EXERCISE ▸ All of the data must be printed exactly; please include every line.

[Figure record extracts]

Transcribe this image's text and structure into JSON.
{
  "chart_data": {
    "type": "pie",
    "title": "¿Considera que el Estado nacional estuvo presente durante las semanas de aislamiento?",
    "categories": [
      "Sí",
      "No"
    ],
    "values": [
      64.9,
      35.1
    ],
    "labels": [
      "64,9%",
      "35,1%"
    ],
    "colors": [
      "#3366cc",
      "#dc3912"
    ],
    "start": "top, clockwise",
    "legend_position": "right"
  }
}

WRITTEN RESPONSE ▸
Transcribe this image's text and structure into JSON.
{
  "chart_data": {
    "type": "pie",
    "title": "¿Considera que el Estado nacional estuvo presente durante las semanas de aislamiento?",
    "categories": [
      "Sí",
      "No"
    ],
    "values": [
      64.9,
      35.1
    ],
    "labels": [
      "64,9%",
      "35,1%"
    ],
    "colors": [
      "#3366cc",
      "#dc3912"
    ],
    "start": "top, clockwise",
    "legend_position": "right"
  }
}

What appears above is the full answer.